DESCRIPTION OF THE TASK → Copy all entries without alteration and skip the pictures they hold.

(Stored items)
=====

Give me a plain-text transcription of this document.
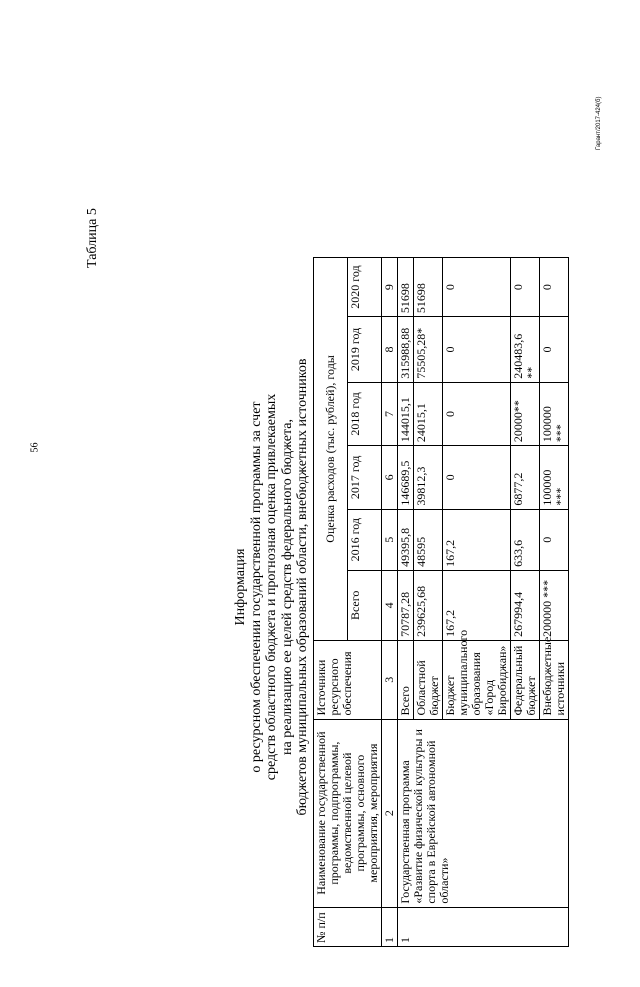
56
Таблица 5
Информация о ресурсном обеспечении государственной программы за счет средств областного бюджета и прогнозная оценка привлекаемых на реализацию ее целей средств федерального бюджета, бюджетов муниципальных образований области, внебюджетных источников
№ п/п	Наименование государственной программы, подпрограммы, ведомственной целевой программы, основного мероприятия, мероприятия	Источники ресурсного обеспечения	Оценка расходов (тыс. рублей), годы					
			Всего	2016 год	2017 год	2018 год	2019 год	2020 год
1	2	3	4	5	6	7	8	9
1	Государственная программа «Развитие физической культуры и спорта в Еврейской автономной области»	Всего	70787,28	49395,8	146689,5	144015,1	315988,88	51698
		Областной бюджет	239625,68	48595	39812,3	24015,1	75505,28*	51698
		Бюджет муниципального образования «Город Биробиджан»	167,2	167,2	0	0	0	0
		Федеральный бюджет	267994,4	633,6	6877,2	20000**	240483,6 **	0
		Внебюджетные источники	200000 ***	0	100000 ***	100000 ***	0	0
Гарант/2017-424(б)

=====

EXERCISE RESULT →
Give me a plain-text transcription of this document.
56
Таблица 5
Информация о ресурсном обеспечении государственной программы за счет средств областного бюджета и прогнозная оценка привлекаемых на реализацию ее целей средств федерального бюджета, бюджетов муниципальных образований области, внебюджетных источников
№ п/п	Наименование государственной программы, подпрограммы, ведомственной целевой программы, основного мероприятия, мероприятия	Источники ресурсного обеспечения	Оценка расходов (тыс. рублей), годы					
			Всего	2016 год	2017 год	2018 год	2019 год	2020 год
1	2	3	4	5	6	7	8	9
1	Государственная программа «Развитие физической культуры и спорта в Еврейской автономной области»	Всего	70787,28	49395,8	146689,5	144015,1	315988,88	51698
		Областной бюджет	239625,68	48595	39812,3	24015,1	75505,28*	51698
		Бюджет муниципального образования «Город Биробиджан»	167,2	167,2	0	0	0	0
		Федеральный бюджет	267994,4	633,6	6877,2	20000**	240483,6 **	0
		Внебюджетные источники	200000 ***	0	100000 ***	100000 ***	0	0
Гарант/2017-424(б)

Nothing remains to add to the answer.